Copy out the records in full, word for word, without pictures.

▸ **Saved entries**
•••

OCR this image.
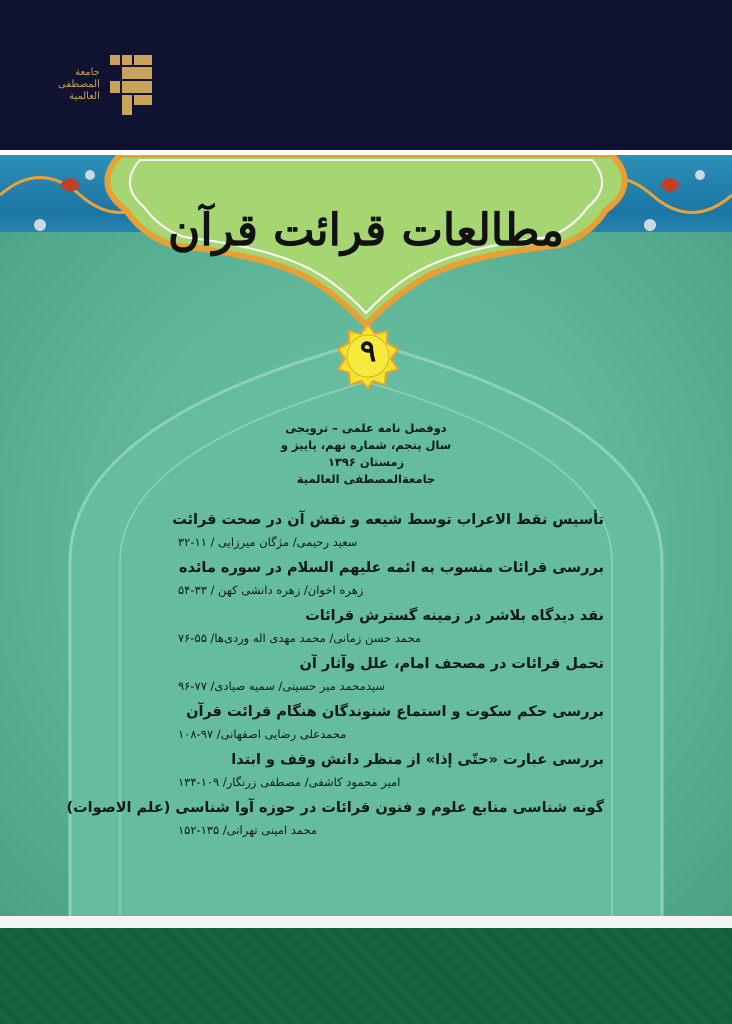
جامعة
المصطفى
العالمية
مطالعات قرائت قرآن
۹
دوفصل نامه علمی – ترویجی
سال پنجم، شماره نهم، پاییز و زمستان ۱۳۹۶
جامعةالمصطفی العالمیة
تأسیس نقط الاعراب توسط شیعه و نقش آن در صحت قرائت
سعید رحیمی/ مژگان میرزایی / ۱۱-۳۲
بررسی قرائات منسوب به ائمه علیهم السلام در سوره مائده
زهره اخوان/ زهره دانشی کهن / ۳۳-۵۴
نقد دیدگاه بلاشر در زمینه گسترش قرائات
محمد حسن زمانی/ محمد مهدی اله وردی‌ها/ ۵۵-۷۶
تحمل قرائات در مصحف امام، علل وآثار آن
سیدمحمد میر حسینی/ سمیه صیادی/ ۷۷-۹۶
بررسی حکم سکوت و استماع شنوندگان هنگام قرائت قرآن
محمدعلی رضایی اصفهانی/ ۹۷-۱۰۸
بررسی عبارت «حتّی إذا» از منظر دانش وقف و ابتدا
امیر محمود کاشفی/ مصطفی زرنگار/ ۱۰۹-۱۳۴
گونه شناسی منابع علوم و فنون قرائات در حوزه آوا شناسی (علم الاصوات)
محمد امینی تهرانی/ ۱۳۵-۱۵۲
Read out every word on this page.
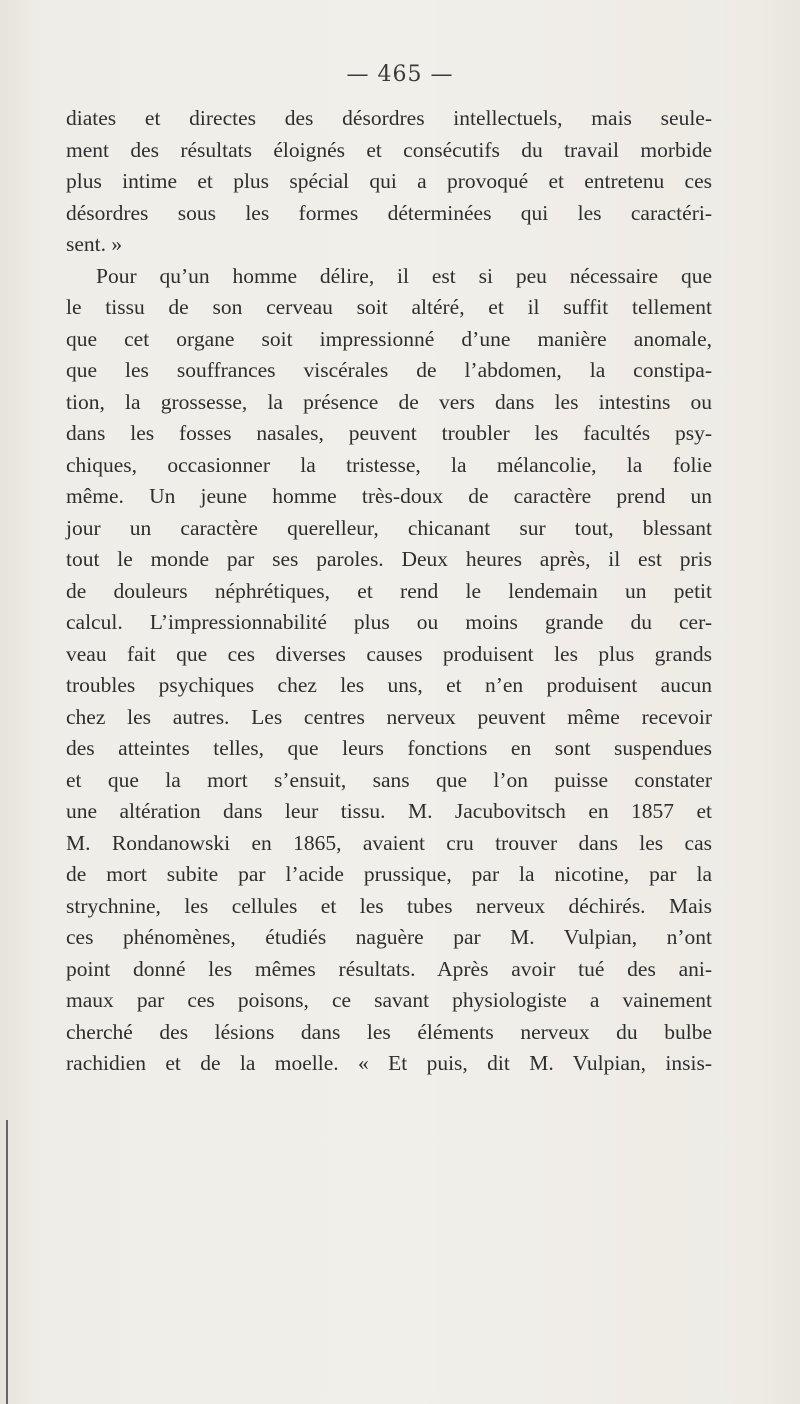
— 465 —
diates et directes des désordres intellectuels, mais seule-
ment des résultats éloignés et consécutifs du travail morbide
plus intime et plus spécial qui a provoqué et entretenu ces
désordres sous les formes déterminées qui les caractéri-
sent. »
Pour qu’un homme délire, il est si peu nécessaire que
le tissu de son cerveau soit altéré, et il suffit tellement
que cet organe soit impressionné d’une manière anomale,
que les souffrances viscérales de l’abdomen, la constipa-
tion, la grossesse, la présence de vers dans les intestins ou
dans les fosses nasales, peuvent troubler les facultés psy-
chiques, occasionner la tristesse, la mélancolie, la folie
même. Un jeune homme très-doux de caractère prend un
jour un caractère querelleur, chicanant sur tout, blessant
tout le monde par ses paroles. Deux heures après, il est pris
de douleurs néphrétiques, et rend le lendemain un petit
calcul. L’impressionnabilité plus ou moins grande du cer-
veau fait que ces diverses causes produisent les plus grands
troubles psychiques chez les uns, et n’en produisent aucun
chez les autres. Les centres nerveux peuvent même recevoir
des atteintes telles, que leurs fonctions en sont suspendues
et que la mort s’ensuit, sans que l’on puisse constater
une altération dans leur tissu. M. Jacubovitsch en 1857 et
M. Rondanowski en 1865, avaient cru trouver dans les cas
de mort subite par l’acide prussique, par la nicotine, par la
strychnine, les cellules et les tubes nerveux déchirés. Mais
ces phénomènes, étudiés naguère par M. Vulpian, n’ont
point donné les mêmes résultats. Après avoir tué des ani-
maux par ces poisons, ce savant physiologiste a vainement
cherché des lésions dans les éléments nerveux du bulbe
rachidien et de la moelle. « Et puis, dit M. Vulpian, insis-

•••

▸ **Written answer**
OCR this image.
جامعة
المصطفى
العالمية
مطالعات قرائت قرآن
۹
دوفصل نامه علمی – ترویجی
سال پنجم، شماره نهم، پاییز و زمستان ۱۳۹۶
جامعةالمصطفی العالمیة
تأسیس نقط الاعراب توسط شیعه و نقش آن در صحت قرائت
سعید رحیمی/ مژگان میرزایی / ۱۱-۳۲
بررسی قرائات منسوب به ائمه علیهم السلام در سوره مائده
زهره اخوان/ زهره دانشی کهن / ۳۳-۵۴
نقد دیدگاه بلاشر در زمینه گسترش قرائات
محمد حسن زمانی/ محمد مهدی اله وردی‌ها/ ۵۵-۷۶
تحمل قرائات در مصحف امام، علل وآثار آن
سیدمحمد میر حسینی/ سمیه صیادی/ ۷۷-۹۶
بررسی حکم سکوت و استماع شنوندگان هنگام قرائت قرآن
محمدعلی رضایی اصفهانی/ ۹۷-۱۰۸
بررسی عبارت «حتّی إذا» از منظر دانش وقف و ابتدا
امیر محمود کاشفی/ مصطفی زرنگار/ ۱۰۹-۱۳۴
گونه شناسی منابع علوم و فنون قرائات در حوزه آوا شناسی (علم الاصوات)
محمد امینی تهرانی/ ۱۳۵-۱۵۲
Read out every word on this page.
— 465 —
diates et directes des désordres intellectuels, mais seule-
ment des résultats éloignés et consécutifs du travail morbide
plus intime et plus spécial qui a provoqué et entretenu ces
désordres sous les formes déterminées qui les caractéri-
sent. »
Pour qu’un homme délire, il est si peu nécessaire que
le tissu de son cerveau soit altéré, et il suffit tellement
que cet organe soit impressionné d’une manière anomale,
que les souffrances viscérales de l’abdomen, la constipa-
tion, la grossesse, la présence de vers dans les intestins ou
dans les fosses nasales, peuvent troubler les facultés psy-
chiques, occasionner la tristesse, la mélancolie, la folie
même. Un jeune homme très-doux de caractère prend un
jour un caractère querelleur, chicanant sur tout, blessant
tout le monde par ses paroles. Deux heures après, il est pris
de douleurs néphrétiques, et rend le lendemain un petit
calcul. L’impressionnabilité plus ou moins grande du cer-
veau fait que ces diverses causes produisent les plus grands
troubles psychiques chez les uns, et n’en produisent aucun
chez les autres. Les centres nerveux peuvent même recevoir
des atteintes telles, que leurs fonctions en sont suspendues
et que la mort s’ensuit, sans que l’on puisse constater
une altération dans leur tissu. M. Jacubovitsch en 1857 et
M. Rondanowski en 1865, avaient cru trouver dans les cas
de mort subite par l’acide prussique, par la nicotine, par la
strychnine, les cellules et les tubes nerveux déchirés. Mais
ces phénomènes, étudiés naguère par M. Vulpian, n’ont
point donné les mêmes résultats. Après avoir tué des ani-
maux par ces poisons, ce savant physiologiste a vainement
cherché des lésions dans les éléments nerveux du bulbe
rachidien et de la moelle. « Et puis, dit M. Vulpian, insis-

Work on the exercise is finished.